### Written problem
What lines of the data include the string "values"? Copy them all.

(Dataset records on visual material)

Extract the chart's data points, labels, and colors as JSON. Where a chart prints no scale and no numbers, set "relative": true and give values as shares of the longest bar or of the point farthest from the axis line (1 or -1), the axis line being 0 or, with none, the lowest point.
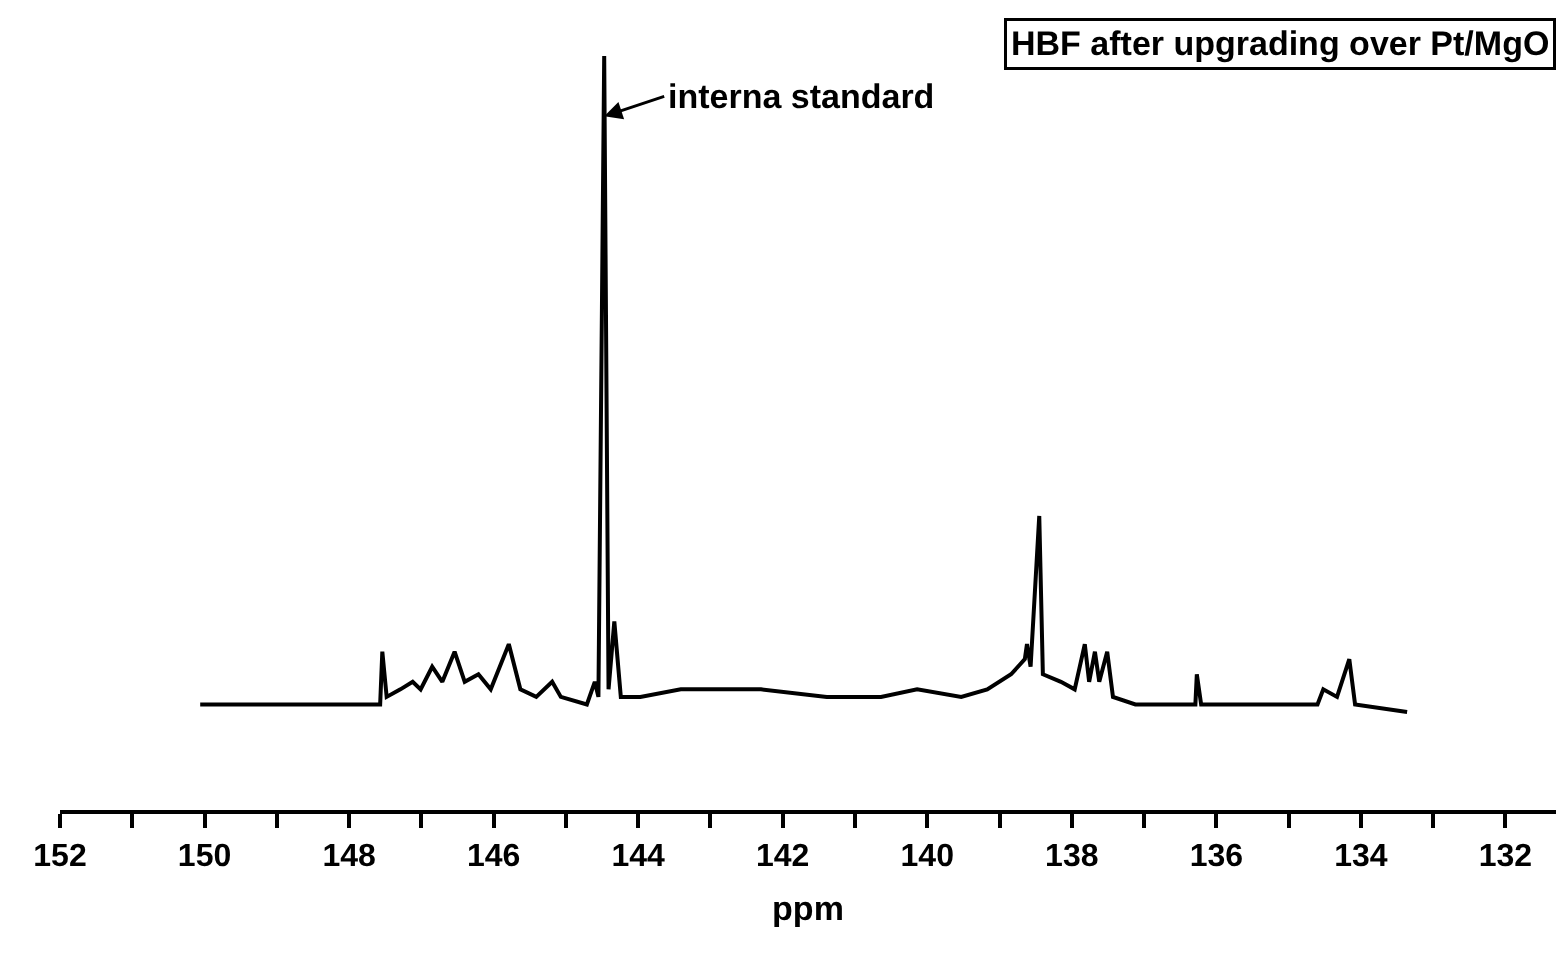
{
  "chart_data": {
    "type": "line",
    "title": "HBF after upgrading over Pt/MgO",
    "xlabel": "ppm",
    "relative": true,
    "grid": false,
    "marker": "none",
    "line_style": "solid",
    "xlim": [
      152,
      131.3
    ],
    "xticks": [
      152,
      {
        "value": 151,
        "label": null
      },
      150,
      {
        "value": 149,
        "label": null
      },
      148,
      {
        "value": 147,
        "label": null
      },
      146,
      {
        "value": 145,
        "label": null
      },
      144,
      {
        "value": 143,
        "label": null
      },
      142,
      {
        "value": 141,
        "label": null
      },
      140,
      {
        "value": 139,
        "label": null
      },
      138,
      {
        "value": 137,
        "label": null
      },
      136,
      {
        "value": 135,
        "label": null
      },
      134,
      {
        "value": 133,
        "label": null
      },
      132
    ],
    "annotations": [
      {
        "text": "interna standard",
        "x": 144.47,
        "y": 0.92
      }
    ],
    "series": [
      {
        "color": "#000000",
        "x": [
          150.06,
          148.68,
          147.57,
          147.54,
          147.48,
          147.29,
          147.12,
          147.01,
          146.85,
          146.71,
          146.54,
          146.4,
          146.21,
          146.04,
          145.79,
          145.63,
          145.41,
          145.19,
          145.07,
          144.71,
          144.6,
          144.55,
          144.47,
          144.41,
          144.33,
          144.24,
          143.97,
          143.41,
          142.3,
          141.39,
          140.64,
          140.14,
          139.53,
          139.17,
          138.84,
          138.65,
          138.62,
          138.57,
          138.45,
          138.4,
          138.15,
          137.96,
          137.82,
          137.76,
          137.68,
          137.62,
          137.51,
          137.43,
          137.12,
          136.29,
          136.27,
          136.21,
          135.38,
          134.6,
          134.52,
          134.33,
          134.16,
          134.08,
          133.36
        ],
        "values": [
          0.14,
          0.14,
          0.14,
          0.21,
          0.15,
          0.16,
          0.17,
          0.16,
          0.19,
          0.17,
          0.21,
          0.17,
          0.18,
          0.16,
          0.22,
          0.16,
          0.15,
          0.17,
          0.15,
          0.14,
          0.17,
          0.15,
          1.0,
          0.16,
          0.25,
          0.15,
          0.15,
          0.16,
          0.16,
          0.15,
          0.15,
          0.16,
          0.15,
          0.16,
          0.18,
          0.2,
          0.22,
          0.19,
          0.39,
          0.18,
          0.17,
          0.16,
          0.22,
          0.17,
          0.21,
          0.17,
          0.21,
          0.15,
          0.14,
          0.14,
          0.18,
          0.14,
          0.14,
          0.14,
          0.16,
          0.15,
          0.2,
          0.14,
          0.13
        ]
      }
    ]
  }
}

### Final result
Extract the chart's data points, labels, and colors as JSON. Where a chart prints no scale and no numbers, set "relative": true and give values as shares of the longest bar or of the point farthest from the axis line (1 or -1), the axis line being 0 or, with none, the lowest point.
        "values": [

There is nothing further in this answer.